### Exercise
Give back the line where "Output a JSON" appears and all the lines after it until the listing ends, unchanged and with nothing else.

——————

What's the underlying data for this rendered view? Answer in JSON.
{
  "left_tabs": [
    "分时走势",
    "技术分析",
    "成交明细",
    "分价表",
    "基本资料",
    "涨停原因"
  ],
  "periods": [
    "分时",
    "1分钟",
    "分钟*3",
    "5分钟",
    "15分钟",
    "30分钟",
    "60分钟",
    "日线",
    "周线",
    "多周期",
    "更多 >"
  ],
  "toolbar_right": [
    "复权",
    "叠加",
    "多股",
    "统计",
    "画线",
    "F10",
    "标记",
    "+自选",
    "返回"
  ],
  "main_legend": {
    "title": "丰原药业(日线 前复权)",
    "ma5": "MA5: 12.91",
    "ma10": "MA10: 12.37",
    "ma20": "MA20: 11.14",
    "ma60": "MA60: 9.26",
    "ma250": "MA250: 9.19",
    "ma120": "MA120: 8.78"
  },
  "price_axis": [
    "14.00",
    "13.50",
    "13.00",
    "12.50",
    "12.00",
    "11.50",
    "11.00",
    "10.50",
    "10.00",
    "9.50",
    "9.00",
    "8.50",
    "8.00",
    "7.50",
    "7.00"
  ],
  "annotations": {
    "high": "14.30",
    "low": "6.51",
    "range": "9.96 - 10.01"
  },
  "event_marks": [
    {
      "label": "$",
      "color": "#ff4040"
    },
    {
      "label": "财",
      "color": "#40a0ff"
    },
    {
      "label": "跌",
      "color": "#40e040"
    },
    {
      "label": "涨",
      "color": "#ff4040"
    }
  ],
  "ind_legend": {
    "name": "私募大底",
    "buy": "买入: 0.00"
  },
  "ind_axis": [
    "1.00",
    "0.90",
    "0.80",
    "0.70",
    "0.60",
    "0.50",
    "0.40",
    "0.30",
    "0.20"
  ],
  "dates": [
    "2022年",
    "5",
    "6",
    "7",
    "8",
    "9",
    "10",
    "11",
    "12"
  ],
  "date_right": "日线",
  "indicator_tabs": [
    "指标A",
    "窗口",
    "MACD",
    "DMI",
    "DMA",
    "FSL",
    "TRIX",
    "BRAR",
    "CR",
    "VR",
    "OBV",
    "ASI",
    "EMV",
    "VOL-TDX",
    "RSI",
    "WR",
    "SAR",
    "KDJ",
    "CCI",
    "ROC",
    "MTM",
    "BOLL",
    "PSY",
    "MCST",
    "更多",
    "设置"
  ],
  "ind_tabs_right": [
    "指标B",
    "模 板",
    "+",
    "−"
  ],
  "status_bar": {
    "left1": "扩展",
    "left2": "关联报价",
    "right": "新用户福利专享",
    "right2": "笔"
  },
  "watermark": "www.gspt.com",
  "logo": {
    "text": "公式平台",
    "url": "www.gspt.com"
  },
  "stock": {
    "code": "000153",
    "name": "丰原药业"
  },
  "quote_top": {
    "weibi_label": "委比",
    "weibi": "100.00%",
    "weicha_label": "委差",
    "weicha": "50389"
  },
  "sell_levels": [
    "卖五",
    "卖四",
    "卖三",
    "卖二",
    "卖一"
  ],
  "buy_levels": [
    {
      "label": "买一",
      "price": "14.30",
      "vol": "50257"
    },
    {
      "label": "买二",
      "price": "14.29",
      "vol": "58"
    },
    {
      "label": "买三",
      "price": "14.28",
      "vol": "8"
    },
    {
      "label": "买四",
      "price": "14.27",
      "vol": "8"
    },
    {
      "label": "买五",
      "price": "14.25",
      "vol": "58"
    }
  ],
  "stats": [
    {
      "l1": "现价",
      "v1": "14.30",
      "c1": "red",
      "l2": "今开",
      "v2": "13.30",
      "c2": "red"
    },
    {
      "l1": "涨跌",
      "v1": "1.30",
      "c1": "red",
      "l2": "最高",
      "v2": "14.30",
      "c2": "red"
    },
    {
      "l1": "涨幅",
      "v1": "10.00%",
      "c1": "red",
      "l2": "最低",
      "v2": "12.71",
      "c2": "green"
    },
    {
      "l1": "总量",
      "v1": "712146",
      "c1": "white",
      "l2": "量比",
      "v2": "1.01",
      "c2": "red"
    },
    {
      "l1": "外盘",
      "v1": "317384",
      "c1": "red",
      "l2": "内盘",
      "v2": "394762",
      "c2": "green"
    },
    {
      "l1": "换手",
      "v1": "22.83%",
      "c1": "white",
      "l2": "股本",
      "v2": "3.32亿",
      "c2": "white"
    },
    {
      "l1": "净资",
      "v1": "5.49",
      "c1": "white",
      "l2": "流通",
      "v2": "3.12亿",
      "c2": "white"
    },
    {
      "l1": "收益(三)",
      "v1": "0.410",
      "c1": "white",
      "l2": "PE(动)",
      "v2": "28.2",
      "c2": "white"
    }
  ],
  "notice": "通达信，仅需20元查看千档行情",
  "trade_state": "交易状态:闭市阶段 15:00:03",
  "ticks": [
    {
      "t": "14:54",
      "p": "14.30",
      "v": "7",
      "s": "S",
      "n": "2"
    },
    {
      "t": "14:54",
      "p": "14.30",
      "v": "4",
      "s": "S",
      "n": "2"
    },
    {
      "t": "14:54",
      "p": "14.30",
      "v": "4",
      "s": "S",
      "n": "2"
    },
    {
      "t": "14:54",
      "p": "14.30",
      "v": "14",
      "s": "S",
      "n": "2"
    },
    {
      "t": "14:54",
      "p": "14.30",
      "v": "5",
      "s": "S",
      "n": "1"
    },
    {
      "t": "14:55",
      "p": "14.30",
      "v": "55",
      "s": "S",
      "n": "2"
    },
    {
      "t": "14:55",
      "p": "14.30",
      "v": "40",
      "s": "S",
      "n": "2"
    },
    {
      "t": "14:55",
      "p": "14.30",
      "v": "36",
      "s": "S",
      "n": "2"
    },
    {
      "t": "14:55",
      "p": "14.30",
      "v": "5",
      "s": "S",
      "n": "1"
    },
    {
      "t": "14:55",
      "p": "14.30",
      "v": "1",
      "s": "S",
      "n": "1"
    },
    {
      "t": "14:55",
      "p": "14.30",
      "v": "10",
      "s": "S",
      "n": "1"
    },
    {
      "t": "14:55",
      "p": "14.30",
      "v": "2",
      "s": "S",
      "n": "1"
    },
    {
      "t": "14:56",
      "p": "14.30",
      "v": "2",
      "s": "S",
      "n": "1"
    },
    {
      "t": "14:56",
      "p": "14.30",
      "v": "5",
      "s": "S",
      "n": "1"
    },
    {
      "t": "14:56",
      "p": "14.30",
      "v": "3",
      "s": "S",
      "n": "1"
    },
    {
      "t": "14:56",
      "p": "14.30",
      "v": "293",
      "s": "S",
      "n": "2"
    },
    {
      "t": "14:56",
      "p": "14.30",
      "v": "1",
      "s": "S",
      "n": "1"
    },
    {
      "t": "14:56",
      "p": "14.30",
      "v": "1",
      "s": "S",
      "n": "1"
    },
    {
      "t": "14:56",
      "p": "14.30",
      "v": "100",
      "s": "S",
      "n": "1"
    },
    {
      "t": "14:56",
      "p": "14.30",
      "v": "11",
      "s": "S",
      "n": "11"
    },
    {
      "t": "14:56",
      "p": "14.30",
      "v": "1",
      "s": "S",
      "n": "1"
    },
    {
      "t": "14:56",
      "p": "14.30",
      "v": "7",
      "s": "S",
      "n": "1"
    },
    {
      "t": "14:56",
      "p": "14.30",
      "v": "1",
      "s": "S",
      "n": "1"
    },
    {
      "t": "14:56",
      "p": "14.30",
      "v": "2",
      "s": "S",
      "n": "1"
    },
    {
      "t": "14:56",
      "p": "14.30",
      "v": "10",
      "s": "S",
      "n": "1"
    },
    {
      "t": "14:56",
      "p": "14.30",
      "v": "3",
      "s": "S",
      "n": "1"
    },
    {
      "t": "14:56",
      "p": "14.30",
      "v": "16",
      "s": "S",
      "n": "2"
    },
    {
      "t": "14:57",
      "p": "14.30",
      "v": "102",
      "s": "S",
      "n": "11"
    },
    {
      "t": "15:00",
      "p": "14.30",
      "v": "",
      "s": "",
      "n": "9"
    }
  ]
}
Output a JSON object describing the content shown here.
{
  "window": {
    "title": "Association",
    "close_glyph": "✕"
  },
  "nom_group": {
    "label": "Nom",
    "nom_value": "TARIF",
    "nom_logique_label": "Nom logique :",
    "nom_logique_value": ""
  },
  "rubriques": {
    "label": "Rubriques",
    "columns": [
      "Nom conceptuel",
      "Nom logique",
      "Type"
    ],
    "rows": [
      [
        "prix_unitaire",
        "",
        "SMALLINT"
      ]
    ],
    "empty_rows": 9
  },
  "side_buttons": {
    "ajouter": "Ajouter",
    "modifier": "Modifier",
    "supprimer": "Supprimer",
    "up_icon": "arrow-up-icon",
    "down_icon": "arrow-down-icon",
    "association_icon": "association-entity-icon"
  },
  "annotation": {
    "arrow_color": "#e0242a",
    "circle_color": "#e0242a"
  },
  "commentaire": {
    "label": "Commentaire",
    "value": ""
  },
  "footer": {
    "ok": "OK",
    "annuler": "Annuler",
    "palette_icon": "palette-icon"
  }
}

——————

### Expected answer
Output a JSON object describing the content shown here.
{
  "window": {
    "title": "Association",
    "close_glyph": "✕"
  },
  "nom_group": {
    "label": "Nom",
    "nom_value": "TARIF",
    "nom_logique_label": "Nom logique :",
    "nom_logique_value": ""
  },
  "rubriques": {
    "label": "Rubriques",
    "columns": [
      "Nom conceptuel",
      "Nom logique",
      "Type"
    ],
    "rows": [
      [
        "prix_unitaire",
        "",
        "SMALLINT"
      ]
    ],
    "empty_rows": 9
  },
  "side_buttons": {
    "ajouter": "Ajouter",
    "modifier": "Modifier",
    "supprimer": "Supprimer",
    "up_icon": "arrow-up-icon",
    "down_icon": "arrow-down-icon",
    "association_icon": "association-entity-icon"
  },
  "annotation": {
    "arrow_color": "#e0242a",
    "circle_color": "#e0242a"
  },
  "commentaire": {
    "label": "Commentaire",
    "value": ""
  },
  "footer": {
    "ok": "OK",
    "annuler": "Annuler",
    "palette_icon": "palette-icon"
  }
}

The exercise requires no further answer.